→ **Directions for this task**:
Extract the full set of records, then give each one again exactly.
---------- Data provided
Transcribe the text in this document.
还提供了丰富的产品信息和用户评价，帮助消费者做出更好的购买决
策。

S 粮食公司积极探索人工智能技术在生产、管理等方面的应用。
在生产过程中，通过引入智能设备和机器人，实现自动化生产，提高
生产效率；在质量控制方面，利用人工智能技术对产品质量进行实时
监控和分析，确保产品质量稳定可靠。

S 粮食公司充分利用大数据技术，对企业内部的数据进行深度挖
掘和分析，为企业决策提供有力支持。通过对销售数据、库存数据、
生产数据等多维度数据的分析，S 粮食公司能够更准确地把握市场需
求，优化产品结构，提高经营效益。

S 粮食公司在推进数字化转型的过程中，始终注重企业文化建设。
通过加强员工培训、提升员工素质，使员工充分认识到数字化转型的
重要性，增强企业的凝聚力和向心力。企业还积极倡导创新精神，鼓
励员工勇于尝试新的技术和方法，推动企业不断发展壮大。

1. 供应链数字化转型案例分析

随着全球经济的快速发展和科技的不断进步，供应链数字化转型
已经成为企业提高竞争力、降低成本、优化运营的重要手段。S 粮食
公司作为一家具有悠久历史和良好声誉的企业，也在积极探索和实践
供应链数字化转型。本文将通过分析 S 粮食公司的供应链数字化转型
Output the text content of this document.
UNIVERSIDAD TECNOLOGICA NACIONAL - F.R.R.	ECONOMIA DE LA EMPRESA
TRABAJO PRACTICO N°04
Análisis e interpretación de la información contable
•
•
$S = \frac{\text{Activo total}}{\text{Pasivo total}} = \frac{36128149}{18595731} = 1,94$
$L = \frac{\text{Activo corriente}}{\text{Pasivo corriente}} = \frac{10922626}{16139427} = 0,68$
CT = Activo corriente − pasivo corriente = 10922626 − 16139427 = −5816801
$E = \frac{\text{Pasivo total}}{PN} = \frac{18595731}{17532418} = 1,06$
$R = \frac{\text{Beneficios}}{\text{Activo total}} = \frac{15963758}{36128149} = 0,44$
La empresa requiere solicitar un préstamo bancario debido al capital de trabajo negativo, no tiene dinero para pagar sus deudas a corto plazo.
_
--------------------
→ **Full answer**:
Transcribe the text in this document.
还提供了丰富的产品信息和用户评价，帮助消费者做出更好的购买决
策。

S 粮食公司积极探索人工智能技术在生产、管理等方面的应用。
在生产过程中，通过引入智能设备和机器人，实现自动化生产，提高
生产效率；在质量控制方面，利用人工智能技术对产品质量进行实时
监控和分析，确保产品质量稳定可靠。

S 粮食公司充分利用大数据技术，对企业内部的数据进行深度挖
掘和分析，为企业决策提供有力支持。通过对销售数据、库存数据、
生产数据等多维度数据的分析，S 粮食公司能够更准确地把握市场需
求，优化产品结构，提高经营效益。

S 粮食公司在推进数字化转型的过程中，始终注重企业文化建设。
通过加强员工培训、提升员工素质，使员工充分认识到数字化转型的
重要性，增强企业的凝聚力和向心力。企业还积极倡导创新精神，鼓
励员工勇于尝试新的技术和方法，推动企业不断发展壮大。

1. 供应链数字化转型案例分析

随着全球经济的快速发展和科技的不断进步，供应链数字化转型
已经成为企业提高竞争力、降低成本、优化运营的重要手段。S 粮食
公司作为一家具有悠久历史和良好声誉的企业，也在积极探索和实践
供应链数字化转型。本文将通过分析 S 粮食公司的供应链数字化转型
Output the text content of this document.
UNIVERSIDAD TECNOLOGICA NACIONAL - F.R.R.	ECONOMIA DE LA EMPRESA
TRABAJO PRACTICO N°04
Análisis e interpretación de la información contable
•
•
$S = \frac{\text{Activo total}}{\text{Pasivo total}} = \frac{36128149}{18595731} = 1,94$
$L = \frac{\text{Activo corriente}}{\text{Pasivo corriente}} = \frac{10922626}{16139427} = 0,68$
CT = Activo corriente − pasivo corriente = 10922626 − 16139427 = −5816801
$E = \frac{\text{Pasivo total}}{PN} = \frac{18595731}{17532418} = 1,06$
$R = \frac{\text{Beneficios}}{\text{Activo total}} = \frac{15963758}{36128149} = 0,44$
La empresa requiere solicitar un préstamo bancario debido al capital de trabajo negativo, no tiene dinero para pagar sus deudas a corto plazo.
_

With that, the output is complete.